[Begin]

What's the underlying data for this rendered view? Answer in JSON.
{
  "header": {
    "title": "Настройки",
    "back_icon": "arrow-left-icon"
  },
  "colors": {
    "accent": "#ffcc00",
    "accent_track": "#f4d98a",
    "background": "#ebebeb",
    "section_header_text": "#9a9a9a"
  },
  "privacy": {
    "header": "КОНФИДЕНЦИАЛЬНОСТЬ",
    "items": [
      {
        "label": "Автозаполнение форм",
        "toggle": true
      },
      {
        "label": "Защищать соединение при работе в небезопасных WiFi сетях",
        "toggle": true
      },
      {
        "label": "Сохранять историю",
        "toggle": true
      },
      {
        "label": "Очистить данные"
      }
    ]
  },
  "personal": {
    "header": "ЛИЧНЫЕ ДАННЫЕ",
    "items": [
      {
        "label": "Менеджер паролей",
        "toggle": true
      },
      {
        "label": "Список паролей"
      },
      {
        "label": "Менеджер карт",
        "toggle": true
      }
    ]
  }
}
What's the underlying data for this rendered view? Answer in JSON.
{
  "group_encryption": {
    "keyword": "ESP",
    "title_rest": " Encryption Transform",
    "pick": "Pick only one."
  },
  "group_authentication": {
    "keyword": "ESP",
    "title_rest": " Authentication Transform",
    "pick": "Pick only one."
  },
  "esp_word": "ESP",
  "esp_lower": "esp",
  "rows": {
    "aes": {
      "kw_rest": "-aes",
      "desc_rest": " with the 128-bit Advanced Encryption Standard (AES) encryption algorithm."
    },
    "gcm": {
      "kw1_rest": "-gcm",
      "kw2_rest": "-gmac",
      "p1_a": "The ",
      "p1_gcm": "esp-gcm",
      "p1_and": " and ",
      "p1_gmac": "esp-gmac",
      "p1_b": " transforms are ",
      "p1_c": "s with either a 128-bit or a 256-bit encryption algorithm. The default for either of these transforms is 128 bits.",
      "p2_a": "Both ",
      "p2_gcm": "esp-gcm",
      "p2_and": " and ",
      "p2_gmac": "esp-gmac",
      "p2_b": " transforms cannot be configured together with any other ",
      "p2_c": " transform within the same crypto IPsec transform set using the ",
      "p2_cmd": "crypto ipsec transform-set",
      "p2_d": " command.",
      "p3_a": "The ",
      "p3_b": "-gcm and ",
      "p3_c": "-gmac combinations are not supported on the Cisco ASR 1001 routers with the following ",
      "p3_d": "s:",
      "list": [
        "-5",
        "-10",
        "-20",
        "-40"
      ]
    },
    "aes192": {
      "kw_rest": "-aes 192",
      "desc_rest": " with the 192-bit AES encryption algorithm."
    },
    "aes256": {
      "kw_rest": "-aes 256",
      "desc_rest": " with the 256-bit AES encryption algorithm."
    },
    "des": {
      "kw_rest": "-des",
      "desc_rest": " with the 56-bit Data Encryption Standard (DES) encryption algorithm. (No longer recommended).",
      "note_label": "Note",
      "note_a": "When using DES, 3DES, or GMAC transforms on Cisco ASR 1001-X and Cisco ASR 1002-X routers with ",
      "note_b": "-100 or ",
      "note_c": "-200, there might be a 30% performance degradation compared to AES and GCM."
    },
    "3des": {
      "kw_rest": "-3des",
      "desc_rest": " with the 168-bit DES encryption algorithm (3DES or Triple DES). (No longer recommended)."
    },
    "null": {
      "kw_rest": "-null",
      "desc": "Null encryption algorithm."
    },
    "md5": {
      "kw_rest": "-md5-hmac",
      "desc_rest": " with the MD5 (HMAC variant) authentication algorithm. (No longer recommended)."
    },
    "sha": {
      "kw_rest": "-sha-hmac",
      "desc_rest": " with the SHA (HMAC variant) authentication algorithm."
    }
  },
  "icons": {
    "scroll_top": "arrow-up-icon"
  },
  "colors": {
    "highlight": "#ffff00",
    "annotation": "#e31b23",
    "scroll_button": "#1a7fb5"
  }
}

[End]
[Begin]

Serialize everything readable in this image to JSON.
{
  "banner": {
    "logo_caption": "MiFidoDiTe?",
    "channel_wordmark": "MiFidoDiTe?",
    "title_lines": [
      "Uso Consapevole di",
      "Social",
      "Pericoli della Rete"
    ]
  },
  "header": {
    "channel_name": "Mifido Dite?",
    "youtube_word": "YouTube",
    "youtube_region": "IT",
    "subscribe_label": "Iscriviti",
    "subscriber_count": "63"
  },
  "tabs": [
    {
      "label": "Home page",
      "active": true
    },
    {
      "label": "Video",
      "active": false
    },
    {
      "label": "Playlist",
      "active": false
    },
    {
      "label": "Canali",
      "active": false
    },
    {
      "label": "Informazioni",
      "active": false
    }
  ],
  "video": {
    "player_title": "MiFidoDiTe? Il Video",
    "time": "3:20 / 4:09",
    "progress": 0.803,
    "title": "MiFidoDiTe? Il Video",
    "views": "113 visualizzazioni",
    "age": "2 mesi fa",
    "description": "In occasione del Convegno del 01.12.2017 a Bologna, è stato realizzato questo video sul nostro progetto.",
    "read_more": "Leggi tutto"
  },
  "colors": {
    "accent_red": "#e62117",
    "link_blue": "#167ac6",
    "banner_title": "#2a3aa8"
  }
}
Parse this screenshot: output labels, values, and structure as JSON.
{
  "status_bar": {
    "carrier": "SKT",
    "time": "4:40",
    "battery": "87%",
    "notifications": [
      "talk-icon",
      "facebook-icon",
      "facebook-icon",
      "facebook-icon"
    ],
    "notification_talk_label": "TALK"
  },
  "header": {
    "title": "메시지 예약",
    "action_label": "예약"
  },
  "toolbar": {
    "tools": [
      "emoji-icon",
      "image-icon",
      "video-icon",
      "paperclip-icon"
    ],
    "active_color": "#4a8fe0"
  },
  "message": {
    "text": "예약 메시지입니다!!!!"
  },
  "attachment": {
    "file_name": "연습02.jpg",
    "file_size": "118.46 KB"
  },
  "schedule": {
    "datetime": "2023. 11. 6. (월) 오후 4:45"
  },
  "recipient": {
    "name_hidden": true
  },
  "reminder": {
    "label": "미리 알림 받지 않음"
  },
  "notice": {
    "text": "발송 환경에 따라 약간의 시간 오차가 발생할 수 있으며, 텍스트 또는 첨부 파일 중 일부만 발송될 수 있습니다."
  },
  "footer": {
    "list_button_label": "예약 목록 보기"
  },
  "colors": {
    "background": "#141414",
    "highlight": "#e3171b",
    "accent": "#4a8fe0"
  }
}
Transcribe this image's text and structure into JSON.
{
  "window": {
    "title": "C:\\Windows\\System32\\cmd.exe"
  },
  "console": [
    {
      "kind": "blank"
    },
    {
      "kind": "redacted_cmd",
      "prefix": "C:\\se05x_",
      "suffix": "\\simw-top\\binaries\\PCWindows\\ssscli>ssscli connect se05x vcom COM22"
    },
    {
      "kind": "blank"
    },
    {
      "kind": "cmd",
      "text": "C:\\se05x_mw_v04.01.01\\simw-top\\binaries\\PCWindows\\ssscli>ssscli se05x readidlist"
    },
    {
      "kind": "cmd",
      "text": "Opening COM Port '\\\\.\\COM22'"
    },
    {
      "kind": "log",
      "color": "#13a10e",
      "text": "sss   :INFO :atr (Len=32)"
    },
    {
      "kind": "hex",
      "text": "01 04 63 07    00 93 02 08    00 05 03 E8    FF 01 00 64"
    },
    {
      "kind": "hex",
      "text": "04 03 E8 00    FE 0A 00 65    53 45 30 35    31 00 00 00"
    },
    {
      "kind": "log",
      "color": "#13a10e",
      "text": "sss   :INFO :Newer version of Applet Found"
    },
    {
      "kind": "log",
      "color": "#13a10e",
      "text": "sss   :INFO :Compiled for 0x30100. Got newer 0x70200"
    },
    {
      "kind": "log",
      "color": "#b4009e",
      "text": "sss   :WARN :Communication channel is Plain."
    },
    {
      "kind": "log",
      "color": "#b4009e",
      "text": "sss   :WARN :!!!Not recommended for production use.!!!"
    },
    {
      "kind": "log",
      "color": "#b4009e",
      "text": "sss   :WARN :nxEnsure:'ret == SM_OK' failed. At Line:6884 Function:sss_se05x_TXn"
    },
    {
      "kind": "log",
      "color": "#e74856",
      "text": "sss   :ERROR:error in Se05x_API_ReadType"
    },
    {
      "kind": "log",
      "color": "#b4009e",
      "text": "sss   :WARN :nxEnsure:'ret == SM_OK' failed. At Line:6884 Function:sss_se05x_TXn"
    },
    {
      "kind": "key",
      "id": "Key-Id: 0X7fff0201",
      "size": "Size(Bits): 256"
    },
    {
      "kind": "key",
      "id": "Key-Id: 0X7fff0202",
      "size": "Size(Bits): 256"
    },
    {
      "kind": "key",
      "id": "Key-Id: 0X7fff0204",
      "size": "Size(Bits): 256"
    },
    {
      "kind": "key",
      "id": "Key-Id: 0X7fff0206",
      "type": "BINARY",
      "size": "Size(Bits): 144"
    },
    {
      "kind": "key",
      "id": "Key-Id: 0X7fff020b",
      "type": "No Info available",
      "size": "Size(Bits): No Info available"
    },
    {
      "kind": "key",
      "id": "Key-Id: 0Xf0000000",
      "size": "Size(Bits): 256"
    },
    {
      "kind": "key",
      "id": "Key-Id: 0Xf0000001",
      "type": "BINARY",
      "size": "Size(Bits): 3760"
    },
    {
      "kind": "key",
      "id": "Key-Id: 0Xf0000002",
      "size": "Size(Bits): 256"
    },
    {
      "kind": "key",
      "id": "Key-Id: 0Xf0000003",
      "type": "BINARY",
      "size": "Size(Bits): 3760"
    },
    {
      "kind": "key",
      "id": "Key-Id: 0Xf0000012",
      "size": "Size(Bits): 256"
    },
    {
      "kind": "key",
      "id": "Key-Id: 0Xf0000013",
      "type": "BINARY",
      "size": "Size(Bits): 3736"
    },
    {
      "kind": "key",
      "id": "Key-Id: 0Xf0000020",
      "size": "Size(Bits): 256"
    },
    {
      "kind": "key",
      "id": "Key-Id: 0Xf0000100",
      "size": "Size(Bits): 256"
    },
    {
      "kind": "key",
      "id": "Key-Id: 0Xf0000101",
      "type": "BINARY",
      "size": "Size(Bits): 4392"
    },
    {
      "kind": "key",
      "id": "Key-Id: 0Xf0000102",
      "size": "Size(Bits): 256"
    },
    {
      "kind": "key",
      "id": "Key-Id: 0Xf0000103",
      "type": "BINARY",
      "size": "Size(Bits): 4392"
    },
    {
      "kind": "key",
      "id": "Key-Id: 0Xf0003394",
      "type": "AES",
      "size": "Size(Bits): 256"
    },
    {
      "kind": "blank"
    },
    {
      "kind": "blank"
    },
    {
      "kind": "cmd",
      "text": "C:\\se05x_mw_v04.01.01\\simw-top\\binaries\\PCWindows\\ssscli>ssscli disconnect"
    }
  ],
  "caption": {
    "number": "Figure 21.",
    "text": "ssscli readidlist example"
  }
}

[End]

[STATED TASK] Each line in the entries above that includes the string "transforms" should be extracted.

[ANSWER TO THIS EXERCISE]
      "p1_b": " transforms are ",
      "p1_c": "s with either a 128-bit or a 256-bit encryption algorithm. The default for either of these transforms is 128 bits.",
      "p2_b": " transforms cannot be configured together with any other ",
      "note_a": "When using DES, 3DES, or GMAC transforms on Cisco ASR 1001-X and Cisco ASR 1002-X routers with ",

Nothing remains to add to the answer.